■ **Reading passage**:
+ + + + + + +

Jewish Labour Movement says party trying to "deliberately undermine” their efforts in solving the anti-Semitism crisis

Ivor Caplin
Ivor Caplin

The Jewish Labour Movement has pulled out of an anti-Semitism training session planned for the national conference next month, accusing the party of trying to “censor” material.

The group criticised left-wing factions of Labour, who had allegedly tried to alter  the contents of a presentation it had planned for a session in September.

Amid charges that the party condones anti-Semitism under leader Jeremy Corbyn, the group planned on presenting a training session making reference to two Labour members accused of anti-Semitism.

Ivor Caplin, chair of the Jewish Labour Movement, said the group had withdrawn from the planned training session because its “content was censored.”

A Labour Party source said: “JLM were invited to deliver training at Conference but they declined”.

He accused party officials of acting “in a manner to deliberately undermine” their efforts and “add to further tension,” The Independent reported.

At issue was Labour’s decision last month to adopt parts of the International Holocaust Remembrance Alliance’s working definition of anti-Semitism, but to exclude portions that specifically related to the ways anti-Israel activism can be seen as anti-Semitic. The Jewish Labour Movement had planned to discuss ways in which party members had crossed the line between anti-Israel rhetoric and anti-Semitism.

+ + + + + + +

■ **Instructions**:
a: Can you extract the stretch of the Jewish Labour Movement article from "The group criticised" through "session in September."?
b: How would the article on the Jewish Labour Movement's withdrawal from the training session go on from its final sentence? Extend it.

Page layout parsing data
+ + + + + + +

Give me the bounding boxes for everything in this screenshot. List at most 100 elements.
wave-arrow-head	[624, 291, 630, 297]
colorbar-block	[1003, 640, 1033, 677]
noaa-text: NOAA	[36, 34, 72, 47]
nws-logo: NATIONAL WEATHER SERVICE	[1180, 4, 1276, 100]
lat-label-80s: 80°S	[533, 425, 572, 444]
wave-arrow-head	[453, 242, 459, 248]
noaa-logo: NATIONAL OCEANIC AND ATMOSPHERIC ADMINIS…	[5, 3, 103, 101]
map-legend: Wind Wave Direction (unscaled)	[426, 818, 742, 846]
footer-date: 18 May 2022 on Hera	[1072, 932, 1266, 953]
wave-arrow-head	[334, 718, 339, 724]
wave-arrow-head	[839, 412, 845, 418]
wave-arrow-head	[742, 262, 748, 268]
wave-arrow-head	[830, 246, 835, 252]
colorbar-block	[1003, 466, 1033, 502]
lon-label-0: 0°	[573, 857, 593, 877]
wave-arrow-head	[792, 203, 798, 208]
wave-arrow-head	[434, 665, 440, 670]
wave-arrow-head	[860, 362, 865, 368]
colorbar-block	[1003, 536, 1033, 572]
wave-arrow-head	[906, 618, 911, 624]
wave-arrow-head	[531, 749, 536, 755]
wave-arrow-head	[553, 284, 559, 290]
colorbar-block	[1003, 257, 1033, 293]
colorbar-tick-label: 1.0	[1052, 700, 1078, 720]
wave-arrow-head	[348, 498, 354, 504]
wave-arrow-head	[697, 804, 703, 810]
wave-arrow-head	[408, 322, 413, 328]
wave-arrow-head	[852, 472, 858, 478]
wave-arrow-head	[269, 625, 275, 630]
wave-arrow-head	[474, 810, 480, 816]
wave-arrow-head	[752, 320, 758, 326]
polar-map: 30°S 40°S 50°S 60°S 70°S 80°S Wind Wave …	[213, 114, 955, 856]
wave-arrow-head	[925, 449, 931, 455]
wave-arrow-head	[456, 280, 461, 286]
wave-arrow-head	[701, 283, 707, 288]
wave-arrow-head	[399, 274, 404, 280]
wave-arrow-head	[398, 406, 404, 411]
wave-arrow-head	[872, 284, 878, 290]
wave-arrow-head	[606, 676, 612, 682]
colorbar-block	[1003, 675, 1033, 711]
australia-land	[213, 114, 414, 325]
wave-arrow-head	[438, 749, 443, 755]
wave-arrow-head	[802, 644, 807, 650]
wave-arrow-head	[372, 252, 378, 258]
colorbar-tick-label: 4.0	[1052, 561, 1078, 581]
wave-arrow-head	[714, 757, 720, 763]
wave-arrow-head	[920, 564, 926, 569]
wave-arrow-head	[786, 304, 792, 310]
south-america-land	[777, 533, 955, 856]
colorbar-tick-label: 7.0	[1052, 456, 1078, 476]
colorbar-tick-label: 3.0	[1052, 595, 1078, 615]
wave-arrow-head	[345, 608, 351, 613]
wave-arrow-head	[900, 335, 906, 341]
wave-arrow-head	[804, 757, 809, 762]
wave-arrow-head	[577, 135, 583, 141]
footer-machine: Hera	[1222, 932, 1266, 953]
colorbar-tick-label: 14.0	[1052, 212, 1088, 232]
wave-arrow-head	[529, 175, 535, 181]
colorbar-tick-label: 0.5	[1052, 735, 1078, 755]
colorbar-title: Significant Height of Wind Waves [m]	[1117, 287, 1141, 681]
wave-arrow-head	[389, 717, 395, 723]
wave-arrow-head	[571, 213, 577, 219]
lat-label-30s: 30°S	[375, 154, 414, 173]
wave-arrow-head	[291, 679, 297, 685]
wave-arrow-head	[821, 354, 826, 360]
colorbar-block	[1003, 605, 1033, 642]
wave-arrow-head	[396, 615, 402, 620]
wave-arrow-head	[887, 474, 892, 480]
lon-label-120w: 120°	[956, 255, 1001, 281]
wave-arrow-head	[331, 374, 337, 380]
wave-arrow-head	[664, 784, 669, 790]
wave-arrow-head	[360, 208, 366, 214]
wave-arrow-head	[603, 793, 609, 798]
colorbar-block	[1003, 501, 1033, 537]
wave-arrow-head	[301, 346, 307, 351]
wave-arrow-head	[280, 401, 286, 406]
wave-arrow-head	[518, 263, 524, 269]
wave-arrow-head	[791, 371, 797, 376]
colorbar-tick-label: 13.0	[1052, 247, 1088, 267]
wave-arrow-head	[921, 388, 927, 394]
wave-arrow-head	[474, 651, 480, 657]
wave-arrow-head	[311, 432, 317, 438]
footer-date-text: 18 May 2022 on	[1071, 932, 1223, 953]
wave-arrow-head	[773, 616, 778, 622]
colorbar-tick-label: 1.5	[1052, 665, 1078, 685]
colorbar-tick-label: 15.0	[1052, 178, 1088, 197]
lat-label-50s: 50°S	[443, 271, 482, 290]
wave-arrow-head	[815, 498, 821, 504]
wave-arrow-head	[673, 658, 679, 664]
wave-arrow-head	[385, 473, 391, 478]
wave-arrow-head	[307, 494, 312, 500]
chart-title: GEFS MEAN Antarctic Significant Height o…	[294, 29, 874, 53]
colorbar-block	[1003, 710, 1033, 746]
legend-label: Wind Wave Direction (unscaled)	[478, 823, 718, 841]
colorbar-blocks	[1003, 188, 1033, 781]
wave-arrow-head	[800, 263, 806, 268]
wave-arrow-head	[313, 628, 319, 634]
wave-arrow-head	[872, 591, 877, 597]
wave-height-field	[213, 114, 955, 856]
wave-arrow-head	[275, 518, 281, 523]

+ + + + + + +

■ **Answers to each task**:
a:
The group criticised left-wing factions of Labour, who had allegedly tried to alter  the contents of a presentation it had planned for a session in September.

b:
Labour leader Jeremy Corbyn has come under increasing scrutiny over allegations that he has both engaged in anti-Semitic behaviour himself and failed to take action against anti-Semitic behaviour by members of his party.

On Friday it was reported that Corbyn had been filmed endorsing the Boycott, Divestment and Sanctions movement against Israel.

Last week it emerged that he had met with the leader-in-exile of a Palestinian terror group in 2014 weeks before its members carried out an attack on a Jerusalem synagogue in which six people were killed. The meeting took place at an event in Tunis in 2014 at which the British politician was photographed laying a wreath near the graves of terrorists involved in the 1972 massacre of 11 Israelis at the Munich Olympics.

An old clip that surfaced several days earlier showed Corbyn saying in a 2011 interview with the Iranian Press TV station that the BBC has “a bias towards saying that Israel is a democracy in the Middle East, Israel has a right to exist, Israel has its security concerns.”

Jim Sheridan, a former MP and Corbyn ally, was suspended from Labour over the weekend after writing a Facebook post accusing Jews of plotting against Corbyn.

Sheridan wrote that he had  lost “respect and empathy” for Britain’s Jews over their opposition to Corbyn. He lamented what the Jewish community “and their Blairite plotters are doing to my party and the long suffering people of Britain who need a radical Labour government.”